Copy out each line of the data that holds the word "marker".

§ **Data supplied**:
■ ■ ■ ■ ■

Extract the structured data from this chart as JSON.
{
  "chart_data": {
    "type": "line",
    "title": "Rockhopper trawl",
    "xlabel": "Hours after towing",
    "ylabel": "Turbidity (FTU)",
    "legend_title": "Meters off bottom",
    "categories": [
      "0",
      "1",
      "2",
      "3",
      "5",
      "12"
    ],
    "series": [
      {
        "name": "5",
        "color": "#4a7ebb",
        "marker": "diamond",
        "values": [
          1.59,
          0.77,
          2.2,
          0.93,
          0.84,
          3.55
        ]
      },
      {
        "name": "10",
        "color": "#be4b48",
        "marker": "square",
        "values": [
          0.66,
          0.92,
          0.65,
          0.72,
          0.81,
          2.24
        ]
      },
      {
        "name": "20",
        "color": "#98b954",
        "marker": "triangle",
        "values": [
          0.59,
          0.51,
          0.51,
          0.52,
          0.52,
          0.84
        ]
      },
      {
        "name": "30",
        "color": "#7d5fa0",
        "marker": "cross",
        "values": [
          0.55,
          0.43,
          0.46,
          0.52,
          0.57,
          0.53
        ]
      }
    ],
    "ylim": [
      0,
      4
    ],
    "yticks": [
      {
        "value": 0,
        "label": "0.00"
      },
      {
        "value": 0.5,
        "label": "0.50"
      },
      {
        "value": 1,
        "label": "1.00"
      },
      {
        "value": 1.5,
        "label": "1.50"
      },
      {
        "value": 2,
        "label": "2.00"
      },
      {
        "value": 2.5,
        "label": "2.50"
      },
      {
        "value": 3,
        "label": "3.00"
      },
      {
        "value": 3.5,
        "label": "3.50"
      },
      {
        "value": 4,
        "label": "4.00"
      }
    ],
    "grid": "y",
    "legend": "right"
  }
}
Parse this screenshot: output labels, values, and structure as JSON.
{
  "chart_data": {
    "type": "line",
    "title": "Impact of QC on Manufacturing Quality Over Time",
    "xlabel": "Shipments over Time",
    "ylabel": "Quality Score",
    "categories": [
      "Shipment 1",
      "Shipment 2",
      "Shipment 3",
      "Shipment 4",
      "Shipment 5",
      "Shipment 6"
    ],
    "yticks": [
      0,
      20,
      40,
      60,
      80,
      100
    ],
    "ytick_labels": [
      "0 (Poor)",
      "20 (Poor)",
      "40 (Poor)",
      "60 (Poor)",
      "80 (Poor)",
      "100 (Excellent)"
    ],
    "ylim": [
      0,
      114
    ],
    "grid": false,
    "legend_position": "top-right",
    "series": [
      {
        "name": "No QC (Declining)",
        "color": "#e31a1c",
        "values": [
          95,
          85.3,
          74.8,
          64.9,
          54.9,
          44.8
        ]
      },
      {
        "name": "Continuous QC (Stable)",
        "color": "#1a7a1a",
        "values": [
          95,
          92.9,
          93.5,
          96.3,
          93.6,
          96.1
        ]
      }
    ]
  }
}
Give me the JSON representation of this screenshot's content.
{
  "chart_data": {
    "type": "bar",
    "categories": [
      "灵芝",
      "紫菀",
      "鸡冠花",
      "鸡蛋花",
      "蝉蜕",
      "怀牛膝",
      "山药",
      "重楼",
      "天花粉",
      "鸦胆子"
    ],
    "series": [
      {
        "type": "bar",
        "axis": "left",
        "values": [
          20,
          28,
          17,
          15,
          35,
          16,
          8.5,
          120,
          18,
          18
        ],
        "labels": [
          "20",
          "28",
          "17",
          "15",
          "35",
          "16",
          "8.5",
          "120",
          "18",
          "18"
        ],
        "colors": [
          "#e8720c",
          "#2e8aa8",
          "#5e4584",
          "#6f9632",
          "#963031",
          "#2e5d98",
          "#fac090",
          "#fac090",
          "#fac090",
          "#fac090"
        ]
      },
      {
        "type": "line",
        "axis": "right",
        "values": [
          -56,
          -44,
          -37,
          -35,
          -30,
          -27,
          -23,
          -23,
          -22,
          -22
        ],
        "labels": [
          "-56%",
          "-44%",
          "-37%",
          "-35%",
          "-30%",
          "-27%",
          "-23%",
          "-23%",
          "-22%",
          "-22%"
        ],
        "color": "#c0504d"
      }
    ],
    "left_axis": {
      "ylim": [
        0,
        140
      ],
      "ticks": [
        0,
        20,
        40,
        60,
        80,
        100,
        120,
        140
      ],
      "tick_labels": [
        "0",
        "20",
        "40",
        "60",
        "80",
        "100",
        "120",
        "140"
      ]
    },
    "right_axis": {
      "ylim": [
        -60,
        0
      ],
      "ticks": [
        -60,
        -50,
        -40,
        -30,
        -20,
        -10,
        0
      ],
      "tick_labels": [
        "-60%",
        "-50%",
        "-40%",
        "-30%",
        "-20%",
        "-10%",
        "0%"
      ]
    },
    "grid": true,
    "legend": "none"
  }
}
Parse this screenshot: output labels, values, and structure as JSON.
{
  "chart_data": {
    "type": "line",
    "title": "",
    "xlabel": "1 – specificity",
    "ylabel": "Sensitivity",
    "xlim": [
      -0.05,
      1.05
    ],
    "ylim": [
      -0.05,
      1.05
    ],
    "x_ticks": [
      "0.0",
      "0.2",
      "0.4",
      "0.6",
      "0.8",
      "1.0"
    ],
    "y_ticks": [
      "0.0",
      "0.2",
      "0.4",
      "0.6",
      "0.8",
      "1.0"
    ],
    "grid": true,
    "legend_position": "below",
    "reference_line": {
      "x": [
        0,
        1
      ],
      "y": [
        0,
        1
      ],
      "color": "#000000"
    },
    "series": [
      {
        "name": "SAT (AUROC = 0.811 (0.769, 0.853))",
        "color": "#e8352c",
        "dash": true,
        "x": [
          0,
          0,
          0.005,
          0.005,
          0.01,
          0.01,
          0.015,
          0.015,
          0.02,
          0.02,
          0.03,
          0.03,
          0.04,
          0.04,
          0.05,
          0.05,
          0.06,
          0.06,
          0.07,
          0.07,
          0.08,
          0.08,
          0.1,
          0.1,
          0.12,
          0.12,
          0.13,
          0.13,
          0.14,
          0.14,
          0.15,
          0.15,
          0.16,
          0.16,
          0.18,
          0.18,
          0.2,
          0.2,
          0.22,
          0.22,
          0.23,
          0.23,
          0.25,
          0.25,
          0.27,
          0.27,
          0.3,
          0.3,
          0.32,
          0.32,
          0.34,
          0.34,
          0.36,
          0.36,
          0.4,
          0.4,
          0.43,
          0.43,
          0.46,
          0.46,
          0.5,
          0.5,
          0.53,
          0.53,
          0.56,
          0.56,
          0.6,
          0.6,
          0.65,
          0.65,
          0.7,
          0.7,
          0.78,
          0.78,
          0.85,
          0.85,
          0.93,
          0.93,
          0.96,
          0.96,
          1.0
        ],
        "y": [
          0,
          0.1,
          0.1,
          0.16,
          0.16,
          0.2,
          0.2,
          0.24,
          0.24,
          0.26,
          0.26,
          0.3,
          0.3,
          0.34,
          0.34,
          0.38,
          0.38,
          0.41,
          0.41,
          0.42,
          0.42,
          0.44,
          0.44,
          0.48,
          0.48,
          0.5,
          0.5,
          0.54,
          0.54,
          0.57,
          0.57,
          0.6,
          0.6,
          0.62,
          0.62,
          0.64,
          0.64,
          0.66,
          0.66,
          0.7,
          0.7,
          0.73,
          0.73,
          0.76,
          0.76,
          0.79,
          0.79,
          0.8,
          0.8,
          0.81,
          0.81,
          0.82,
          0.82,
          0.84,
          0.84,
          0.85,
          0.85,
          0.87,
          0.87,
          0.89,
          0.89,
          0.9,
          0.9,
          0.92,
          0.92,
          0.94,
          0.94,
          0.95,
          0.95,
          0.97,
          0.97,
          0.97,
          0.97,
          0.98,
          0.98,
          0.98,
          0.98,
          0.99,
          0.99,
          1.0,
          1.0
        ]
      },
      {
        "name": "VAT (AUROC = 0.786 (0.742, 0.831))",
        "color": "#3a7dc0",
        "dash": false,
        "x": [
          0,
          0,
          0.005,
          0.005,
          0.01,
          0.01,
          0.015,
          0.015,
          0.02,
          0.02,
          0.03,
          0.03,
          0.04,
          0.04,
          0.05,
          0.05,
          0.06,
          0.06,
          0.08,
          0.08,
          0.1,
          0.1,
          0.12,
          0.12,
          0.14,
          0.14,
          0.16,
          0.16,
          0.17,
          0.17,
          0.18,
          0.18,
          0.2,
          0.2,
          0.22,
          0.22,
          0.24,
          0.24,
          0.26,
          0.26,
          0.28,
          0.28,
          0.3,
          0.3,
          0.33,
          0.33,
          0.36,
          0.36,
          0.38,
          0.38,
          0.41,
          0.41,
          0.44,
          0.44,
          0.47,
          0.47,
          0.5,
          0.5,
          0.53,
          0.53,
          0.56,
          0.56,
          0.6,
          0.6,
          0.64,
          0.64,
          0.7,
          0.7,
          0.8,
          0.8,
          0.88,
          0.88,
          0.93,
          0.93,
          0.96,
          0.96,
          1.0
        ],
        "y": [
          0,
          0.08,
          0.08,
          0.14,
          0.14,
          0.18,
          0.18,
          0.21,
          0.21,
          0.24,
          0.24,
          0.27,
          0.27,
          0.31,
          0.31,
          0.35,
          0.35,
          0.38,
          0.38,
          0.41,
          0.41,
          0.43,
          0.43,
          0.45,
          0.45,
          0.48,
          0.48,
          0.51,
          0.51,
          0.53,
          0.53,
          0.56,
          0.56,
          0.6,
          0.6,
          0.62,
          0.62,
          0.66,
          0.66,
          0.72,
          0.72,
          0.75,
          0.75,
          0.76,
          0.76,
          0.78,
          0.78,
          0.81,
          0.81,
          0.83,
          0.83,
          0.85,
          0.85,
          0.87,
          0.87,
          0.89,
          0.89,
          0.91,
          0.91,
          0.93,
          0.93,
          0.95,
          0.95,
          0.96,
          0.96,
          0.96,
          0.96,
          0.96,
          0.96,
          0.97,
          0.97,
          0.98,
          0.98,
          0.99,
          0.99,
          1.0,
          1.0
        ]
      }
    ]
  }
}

■ ■ ■ ■ ■

§ **Written solution**:
        "marker": "diamond",
        "marker": "square",
        "marker": "triangle",
        "marker": "cross",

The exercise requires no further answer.